Intervista a Domenico Antonio Mancini

PREMIO SHANGHAI/ 1 –Intervista a Domenico Antonio Mancini
articolo di Viola Invernizzi

 

La crescita spropositata del “gigante cinese” non poteva non interessare anche il mondo dell’arte, e sono sempre più frequenti le iniziative che negli ultimi anni hanno cercato di far incontrare questa cultura con quella italiana, attraverso la promozione di scambi bilaterali. Un’ottima iniziativa in questo senso si ha avuta con il “PREMIO SHANGHAI- Residenze artistiche per giovani artisti italiani e cinesi emergenti”, bandito nel 2012 dal Ministero per i beni e le attività culturali, dal Ministero per gli Affari Esteri – Istituto Italiano di Cultura, Sezione di Shanghai (MAE – IIC) e dall’Istituto Garuzzo per le Arti Visive (IGAV). Il Premio si articolava in due fasi: la prima prevedeva una residenza di due mesi a Shanghai per tre artisti italiani (conclusasi nel dicembre 2012), mentre la seconda consisteva all’opposto nella permanenza di tre artisti cinesi a Torino (che si concluderà il 5 giugno 2013). In entrambi i casi gli artisti sono stati selezionati sulla base di progetti da loro presentati per essere sviluppati nel luogo di residenza (http://www.igav-art.org/).

Quali sono gli esiti di uno scambio fra due mondi così diversi ma ormai sempre più vicini? Proviamo a rifletterci assieme ai vincitori della prima fase, Domenico Antonio Mancini, Susanna Pozzoli eNadir Valente che hanno concluso la loro permanenza a Shanghai esponendo i loro lavori nella mostra Shanghai la città invisibile presso la Yibo Gallery di Shaghai (19 dicembre 2012 – 7 gennaio 2013).

 

DOMENICO ANTONIO MANCINI è nato nel 1980 a Napoli, dove vive e lavora. Per il Premio Shanghai ha presentato il progetto The Novel of Shanghai, il quale si proponeva di scrivere un romanzo della città raccogliendo il maggior numero di “parole” inviate dagli abitanti di Shanghai a un sito creato per l’occasione (www.thenovelofshanghai.com). Alcune di queste parole sono state poi usate per un’installazione presentata alla Yibo Gallery.

Domenico Antonio Mancini, The Novel of Shanghai, 2012, courtesy l’artista

 

Perché hai deciso di partecipare al Premio Shanghai?

[Voci di dati]
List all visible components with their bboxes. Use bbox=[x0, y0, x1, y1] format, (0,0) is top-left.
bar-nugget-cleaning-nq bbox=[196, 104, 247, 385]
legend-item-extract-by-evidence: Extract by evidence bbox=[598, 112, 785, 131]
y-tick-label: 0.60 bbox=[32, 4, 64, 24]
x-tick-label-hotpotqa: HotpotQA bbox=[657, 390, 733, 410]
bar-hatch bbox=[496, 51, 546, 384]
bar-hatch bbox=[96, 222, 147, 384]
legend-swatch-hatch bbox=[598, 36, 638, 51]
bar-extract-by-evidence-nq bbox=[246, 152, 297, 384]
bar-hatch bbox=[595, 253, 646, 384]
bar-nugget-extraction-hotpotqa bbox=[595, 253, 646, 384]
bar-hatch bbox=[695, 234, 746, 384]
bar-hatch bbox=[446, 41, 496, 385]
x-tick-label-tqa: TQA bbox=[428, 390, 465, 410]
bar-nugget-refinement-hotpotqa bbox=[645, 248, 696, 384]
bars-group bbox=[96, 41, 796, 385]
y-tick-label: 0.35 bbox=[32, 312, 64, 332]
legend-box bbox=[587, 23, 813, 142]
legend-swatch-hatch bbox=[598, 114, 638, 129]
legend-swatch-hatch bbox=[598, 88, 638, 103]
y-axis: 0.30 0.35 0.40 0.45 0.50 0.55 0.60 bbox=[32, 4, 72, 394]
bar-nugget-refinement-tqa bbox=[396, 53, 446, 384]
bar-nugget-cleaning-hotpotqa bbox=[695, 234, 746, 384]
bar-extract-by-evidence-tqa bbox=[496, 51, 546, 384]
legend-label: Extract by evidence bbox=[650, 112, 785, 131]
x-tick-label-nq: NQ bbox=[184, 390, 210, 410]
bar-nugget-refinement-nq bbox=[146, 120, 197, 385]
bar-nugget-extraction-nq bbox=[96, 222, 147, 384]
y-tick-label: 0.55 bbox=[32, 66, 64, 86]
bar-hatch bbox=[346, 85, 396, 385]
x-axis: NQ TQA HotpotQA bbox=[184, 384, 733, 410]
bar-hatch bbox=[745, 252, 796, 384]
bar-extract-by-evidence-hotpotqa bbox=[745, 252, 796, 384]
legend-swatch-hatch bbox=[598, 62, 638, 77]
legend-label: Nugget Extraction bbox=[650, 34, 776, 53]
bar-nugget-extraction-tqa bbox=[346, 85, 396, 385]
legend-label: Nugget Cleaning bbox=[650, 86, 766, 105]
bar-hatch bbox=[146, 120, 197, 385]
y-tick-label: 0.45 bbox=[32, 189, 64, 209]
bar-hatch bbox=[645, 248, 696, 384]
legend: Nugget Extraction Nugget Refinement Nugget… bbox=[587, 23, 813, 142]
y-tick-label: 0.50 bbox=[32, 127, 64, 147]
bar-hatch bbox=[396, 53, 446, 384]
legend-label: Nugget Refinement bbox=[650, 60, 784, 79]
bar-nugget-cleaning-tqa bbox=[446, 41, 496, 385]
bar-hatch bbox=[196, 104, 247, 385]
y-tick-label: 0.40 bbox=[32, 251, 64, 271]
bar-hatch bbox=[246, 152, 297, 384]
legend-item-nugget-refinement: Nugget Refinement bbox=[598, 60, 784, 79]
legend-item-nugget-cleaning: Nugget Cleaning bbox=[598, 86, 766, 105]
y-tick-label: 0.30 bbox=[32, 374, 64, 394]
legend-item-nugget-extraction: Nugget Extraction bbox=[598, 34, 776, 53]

• Elenco compiti:
**a.** Ricopia dall'articolo sul Premio Shanghai il brano compreso tra "DOMENICO ANTONIO MANCINI è" e "alla Yibo Gallery.", estremi inclusi.
**b.** Elenca tutti gli enti che, secondo l'articolo sul Premio Shanghai, hanno bandito il premio nel 2012.
**c.** Prosegui l'articolo sul Premio Shanghai a partire dall'ultima frase riportata.
Il materiale non serve per svolgere i compiti.

• Risposte:
**a.**
DOMENICO ANTONIO MANCINI è nato nel 1980 a Napoli, dove vive e lavora. Per il Premio Shanghai ha presentato il progetto The Novel of Shanghai, il quale si proponeva di scrivere un romanzo della città raccogliendo il maggior numero di “parole” inviate dagli abitanti di Shanghai a un sito creato per l’occasione (www.thenovelofshanghai.com). Alcune di queste parole sono state poi usate per un’installazione presentata alla Yibo Gallery.

**b.**
- Ministero per i beni e le attività culturali
- Ministero per gli Affari Esteri – Istituto Italiano di Cultura, Sezione di Shanghai (MAE – IIC)
- Istituto Garuzzo per le Arti Visive (IGAV)

**c.**
Oggi il sistema dell’arte passa anche e soprattutto attraverso esperienze di questo genere. Premi e residenze offrono la possibilità di vedere molte cose e persone nuove, e da qui si sviluppa buona parte dell’organizzazione degli eventi. Considero poi la residenza un modo più “informale” di partecipare. Shanghai è una città che ha la fama di essere in continua evoluzione: anche se, non essendoci mai stato, non  la conoscevo molto, mi sembrava possedesse un’energia particolare, uno spirito di autoproduzione che mi attiravano. Mi era poi piaciuto che nel bando fosse richiesto di misurarsi direttamente con la città nell’elaborazione del progetto. Proprio perché è una realtà che cambia da un giorno all’altro, per fare lavoro site specific su Shanghai devi inevitabilmente passare del tempo lì.

 

Ci racconti come hai elaborato il tuo progetto?

Il primo elemento che ha attirato il mio interesse era la popolazione: gli abitanti dichiarati sono ventitré milioni, ma è possibile che il numero reale sia di trenta milioni! Un luogo cambia a seconda di quante persone lo attraversano, la loro quantità lo modifica. Fin dall’inizio ho elaborato un progetto che potesse essere modificabile in base alla risposta della città, era impensabile partire con un’idea precisa che rimanesse la stessa. Ho ricevuto circa trecento risposte, quindi rispetto al numero totale il mio rimane un discorso molto parziale. Per pubblicizzare la cosa ho avuto alcuni problemi, ad esempio in università ho potuto usare solo il passaparola perché inserire un link nel sito ufficiale, come avrei voluto, avrebbe comportato un continuo controllo della censura. Comunque il sito era programmato in modo che potessi vedere solo le parole che ricevevo, ma non gli indirizzi mail o i dati di chi le aveva inviate.

Il mio obbiettivo era un romanzo che si auto costruisse senza bisogno della mia mediazione, attraverso la successione delle parole nell’ordine in cui erano arrivate. Chiedere a un cinese di indicarti una parola è  chiedere un’esperienza, non solo una descrizione… è qualcosa che in un paese occidentale non sarebbe possibile, gli stessi aggettivi erano qualcosa in più rispetto ai nostri. In più io non conoscevo il cinese, per questo volevo farmi aiutare da loro. La stessa costruzione del sito, per la quale sono stato affiancato da programmatori cinesi, è stata interessante, perché lì hanno regole e modalità diverse dalle nostre, a partire dalla necessità del visto della censura.

 

I listelli di legno con alcune delle parole che avevi raccolto esposti alla mostra facevano già parte del progetto originale?

No assolutamente, l’idea era quella di esporre il romanzo solamente sul sito. Poi là ho osservato i materiali che loro usano per la scrittura: il listelli di legno verticali appartengono alla tradizione. Ma non potendo utilizzare la calligrafia, che non conosco, ho usato strumento moderno, il pantografo, per riprodurla.


Domenico Antonio Mancini, The Novel of Shanghai, 2012 (particolare), courtesy l’artista

 

Pensi di essere stato influenzato dall’arte e dalla cultura cinese?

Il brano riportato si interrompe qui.